>>>
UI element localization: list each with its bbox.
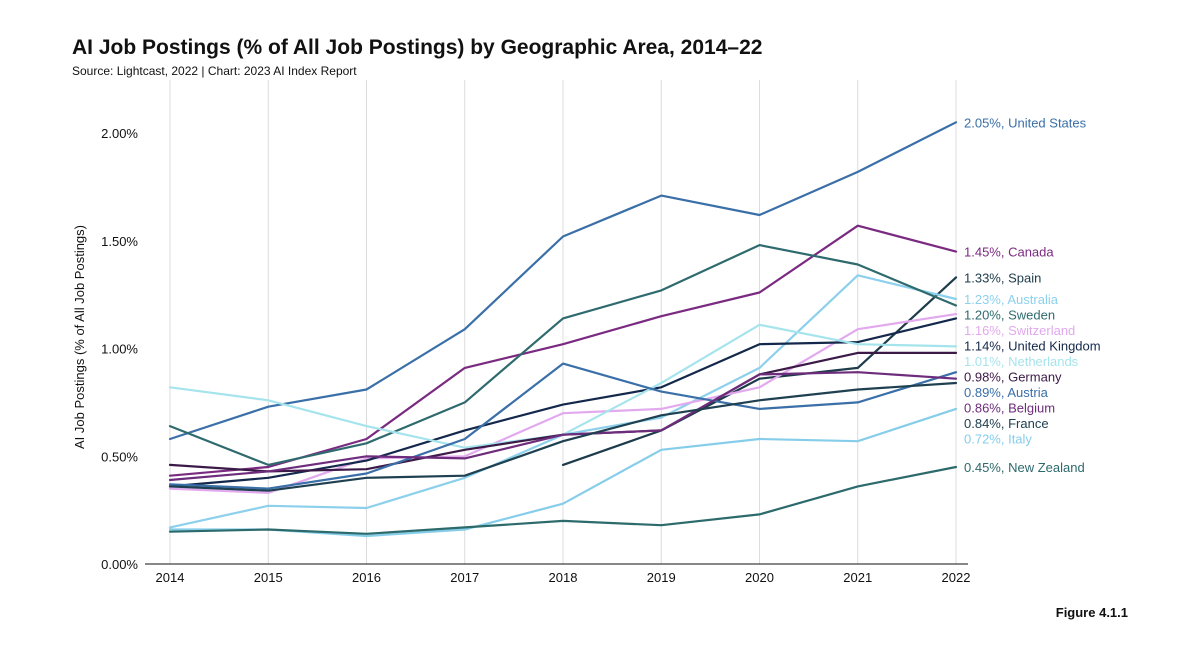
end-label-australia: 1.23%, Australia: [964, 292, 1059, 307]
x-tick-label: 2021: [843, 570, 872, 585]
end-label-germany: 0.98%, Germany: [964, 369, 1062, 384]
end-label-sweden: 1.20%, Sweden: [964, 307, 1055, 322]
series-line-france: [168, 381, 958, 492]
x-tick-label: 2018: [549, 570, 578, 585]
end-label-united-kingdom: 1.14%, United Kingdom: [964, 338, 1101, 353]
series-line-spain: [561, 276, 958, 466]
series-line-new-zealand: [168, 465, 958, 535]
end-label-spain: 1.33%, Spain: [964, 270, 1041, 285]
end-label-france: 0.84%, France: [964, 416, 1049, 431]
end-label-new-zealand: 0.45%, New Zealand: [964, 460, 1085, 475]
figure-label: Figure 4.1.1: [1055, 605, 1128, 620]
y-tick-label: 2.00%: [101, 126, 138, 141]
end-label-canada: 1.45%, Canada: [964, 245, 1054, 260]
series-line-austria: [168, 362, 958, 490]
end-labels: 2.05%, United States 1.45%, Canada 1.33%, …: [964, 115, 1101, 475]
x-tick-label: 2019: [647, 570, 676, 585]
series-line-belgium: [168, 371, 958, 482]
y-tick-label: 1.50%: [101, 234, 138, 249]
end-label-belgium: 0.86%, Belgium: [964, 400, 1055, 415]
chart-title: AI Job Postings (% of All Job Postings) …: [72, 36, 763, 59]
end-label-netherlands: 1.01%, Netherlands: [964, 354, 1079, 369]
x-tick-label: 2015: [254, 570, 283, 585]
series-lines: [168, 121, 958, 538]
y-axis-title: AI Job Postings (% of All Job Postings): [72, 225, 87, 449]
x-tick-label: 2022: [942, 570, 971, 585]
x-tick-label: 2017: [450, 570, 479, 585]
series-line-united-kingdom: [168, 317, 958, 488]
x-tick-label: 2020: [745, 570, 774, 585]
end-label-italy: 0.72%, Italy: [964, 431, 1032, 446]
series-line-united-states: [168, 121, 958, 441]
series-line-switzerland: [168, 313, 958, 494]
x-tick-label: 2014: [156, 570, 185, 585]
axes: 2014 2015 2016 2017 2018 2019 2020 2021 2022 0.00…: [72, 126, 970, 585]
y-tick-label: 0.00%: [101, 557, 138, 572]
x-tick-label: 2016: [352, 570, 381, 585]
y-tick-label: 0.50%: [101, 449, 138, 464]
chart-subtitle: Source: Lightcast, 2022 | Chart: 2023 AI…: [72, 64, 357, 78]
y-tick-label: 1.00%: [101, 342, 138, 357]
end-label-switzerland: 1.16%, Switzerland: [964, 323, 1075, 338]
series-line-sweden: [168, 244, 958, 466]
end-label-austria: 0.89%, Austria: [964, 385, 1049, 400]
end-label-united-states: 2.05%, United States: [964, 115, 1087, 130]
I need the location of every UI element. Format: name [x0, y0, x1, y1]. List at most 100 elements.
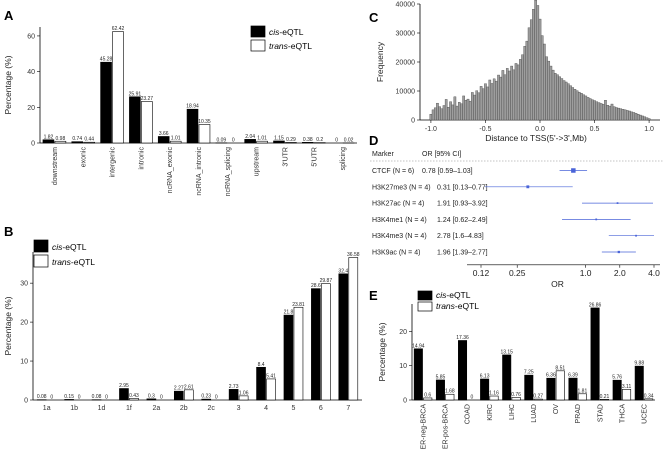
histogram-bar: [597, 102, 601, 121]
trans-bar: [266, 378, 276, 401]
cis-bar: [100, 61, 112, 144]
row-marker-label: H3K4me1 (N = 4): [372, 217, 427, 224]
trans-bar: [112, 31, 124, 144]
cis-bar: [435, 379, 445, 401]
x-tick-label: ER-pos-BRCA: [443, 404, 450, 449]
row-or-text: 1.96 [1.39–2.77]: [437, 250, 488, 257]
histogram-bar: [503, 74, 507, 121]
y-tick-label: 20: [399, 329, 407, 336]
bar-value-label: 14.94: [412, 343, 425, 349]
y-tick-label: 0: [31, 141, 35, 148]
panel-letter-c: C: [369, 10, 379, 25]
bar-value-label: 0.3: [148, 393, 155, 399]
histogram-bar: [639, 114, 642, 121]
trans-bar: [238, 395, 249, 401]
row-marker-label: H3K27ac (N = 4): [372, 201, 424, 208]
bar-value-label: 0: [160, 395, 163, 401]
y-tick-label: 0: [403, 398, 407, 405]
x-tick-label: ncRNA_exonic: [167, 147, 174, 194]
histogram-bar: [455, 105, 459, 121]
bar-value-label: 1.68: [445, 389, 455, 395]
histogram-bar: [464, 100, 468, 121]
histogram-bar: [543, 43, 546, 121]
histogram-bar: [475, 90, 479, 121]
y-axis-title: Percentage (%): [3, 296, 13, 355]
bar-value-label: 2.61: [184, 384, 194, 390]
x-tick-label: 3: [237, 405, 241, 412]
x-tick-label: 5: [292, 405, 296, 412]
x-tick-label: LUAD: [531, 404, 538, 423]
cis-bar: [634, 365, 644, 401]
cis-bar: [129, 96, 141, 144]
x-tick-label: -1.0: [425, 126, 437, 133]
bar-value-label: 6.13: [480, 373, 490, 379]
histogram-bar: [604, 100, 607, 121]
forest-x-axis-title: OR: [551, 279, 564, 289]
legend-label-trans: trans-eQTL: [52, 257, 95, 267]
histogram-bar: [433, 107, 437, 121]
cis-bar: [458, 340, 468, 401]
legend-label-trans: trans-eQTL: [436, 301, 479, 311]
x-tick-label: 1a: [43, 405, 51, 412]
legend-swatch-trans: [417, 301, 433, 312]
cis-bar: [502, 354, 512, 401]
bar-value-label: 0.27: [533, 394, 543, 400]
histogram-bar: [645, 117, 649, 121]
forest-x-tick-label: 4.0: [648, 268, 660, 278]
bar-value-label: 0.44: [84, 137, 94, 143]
<<<
*Stated problem:*
Edit the material above so that every "x-tick-label" reads "x-axis-label", and leave everything else as it stands. Give the edited lines, but leave out the pictures.

*Response to this task:*
UI element localization: list each with its bbox.
end-label-australia: 1.23%, Australia: [964, 292, 1059, 307]
x-axis-label: 2021: [843, 570, 872, 585]
end-label-germany: 0.98%, Germany: [964, 369, 1062, 384]
end-label-sweden: 1.20%, Sweden: [964, 307, 1055, 322]
series-line-france: [168, 381, 958, 492]
x-axis-label: 2018: [549, 570, 578, 585]
end-label-united-kingdom: 1.14%, United Kingdom: [964, 338, 1101, 353]
series-line-spain: [561, 276, 958, 466]
series-line-new-zealand: [168, 465, 958, 535]
end-label-spain: 1.33%, Spain: [964, 270, 1041, 285]
end-label-france: 0.84%, France: [964, 416, 1049, 431]
end-label-new-zealand: 0.45%, New Zealand: [964, 460, 1085, 475]
figure-label: Figure 4.1.1: [1055, 605, 1128, 620]
y-tick-label: 2.00%: [101, 126, 138, 141]
end-label-canada: 1.45%, Canada: [964, 245, 1054, 260]
series-line-austria: [168, 362, 958, 490]
end-labels: 2.05%, United States 1.45%, Canada 1.33%, …: [964, 115, 1101, 475]
x-axis-label: 2019: [647, 570, 676, 585]
series-line-belgium: [168, 371, 958, 482]
y-tick-label: 1.50%: [101, 234, 138, 249]
end-label-belgium: 0.86%, Belgium: [964, 400, 1055, 415]
chart-title: AI Job Postings (% of All Job Postings) …: [72, 36, 763, 59]
end-label-netherlands: 1.01%, Netherlands: [964, 354, 1079, 369]
x-axis-label: 2015: [254, 570, 283, 585]
series-lines: [168, 121, 958, 538]
y-axis-title: AI Job Postings (% of All Job Postings): [72, 225, 87, 449]
x-axis-label: 2022: [942, 570, 971, 585]
x-axis-label: 2017: [450, 570, 479, 585]
series-line-united-kingdom: [168, 317, 958, 488]
x-axis-label: 2020: [745, 570, 774, 585]
end-label-italy: 0.72%, Italy: [964, 431, 1032, 446]
series-line-united-states: [168, 121, 958, 441]
series-line-switzerland: [168, 313, 958, 494]
x-axis-label: 2014: [156, 570, 185, 585]
axes: 2014 2015 2016 2017 2018 2019 2020 2021 2022 0.00…: [72, 126, 970, 585]
y-tick-label: 0.00%: [101, 557, 138, 572]
x-axis-label: 2016: [352, 570, 381, 585]
y-tick-label: 0.50%: [101, 449, 138, 464]
chart-subtitle: Source: Lightcast, 2022 | Chart: 2023 AI…: [72, 64, 357, 78]
y-tick-label: 1.00%: [101, 342, 138, 357]
end-label-switzerland: 1.16%, Switzerland: [964, 323, 1075, 338]
series-line-sweden: [168, 244, 958, 466]
end-label-austria: 0.89%, Austria: [964, 385, 1049, 400]
end-label-united-states: 2.05%, United States: [964, 115, 1087, 130]
I need the location of every UI element. Format: name [x0, y0, x1, y1]. List at most 100 elements.
histogram-bar: [597, 102, 601, 121]
trans-bar: [266, 378, 276, 401]
cis-bar: [100, 61, 112, 144]
row-marker-label: H3K4me1 (N = 4): [372, 217, 427, 224]
trans-bar: [112, 31, 124, 144]
cis-bar: [435, 379, 445, 401]
x-axis-label: ER-pos-BRCA: [443, 404, 450, 449]
row-or-text: 1.96 [1.39–2.77]: [437, 250, 488, 257]
histogram-bar: [503, 74, 507, 121]
y-tick-label: 20: [399, 329, 407, 336]
bar-value-label: 14.94: [412, 343, 425, 349]
y-tick-label: 0: [31, 141, 35, 148]
panel-letter-c: C: [369, 10, 379, 25]
bar-value-label: 0.3: [148, 393, 155, 399]
histogram-bar: [639, 114, 642, 121]
trans-bar: [238, 395, 249, 401]
row-marker-label: H3K27ac (N = 4): [372, 201, 424, 208]
bar-value-label: 0: [160, 395, 163, 401]
y-tick-label: 0: [403, 398, 407, 405]
x-axis-label: ncRNA_exonic: [167, 147, 174, 194]
histogram-bar: [455, 105, 459, 121]
bar-value-label: 1.68: [445, 389, 455, 395]
histogram-bar: [464, 100, 468, 121]
histogram-bar: [543, 43, 546, 121]
histogram-bar: [475, 90, 479, 121]
y-axis-title: Percentage (%): [3, 296, 13, 355]
bar-value-label: 2.61: [184, 384, 194, 390]
x-axis-label: 3: [237, 405, 241, 412]
x-axis-label: 5: [292, 405, 296, 412]
x-axis-label: LUAD: [531, 404, 538, 423]
cis-bar: [634, 365, 644, 401]
cis-bar: [129, 96, 141, 144]
x-axis-label: -1.0: [425, 126, 437, 133]
bar-value-label: 6.13: [480, 373, 490, 379]
histogram-bar: [604, 100, 607, 121]
forest-x-axis-title: OR: [551, 279, 564, 289]
legend-label-trans: trans-eQTL: [52, 257, 95, 267]
histogram-bar: [433, 107, 437, 121]
cis-bar: [458, 340, 468, 401]
legend-label-trans: trans-eQTL: [436, 301, 479, 311]
x-axis-label: 1a: [43, 405, 51, 412]
legend-swatch-trans: [417, 301, 433, 312]
cis-bar: [502, 354, 512, 401]
bar-value-label: 0.27: [533, 394, 543, 400]
histogram-bar: [645, 117, 649, 121]
forest-x-axis-label: 4.0: [648, 268, 660, 278]
bar-value-label: 0.44: [84, 137, 94, 143]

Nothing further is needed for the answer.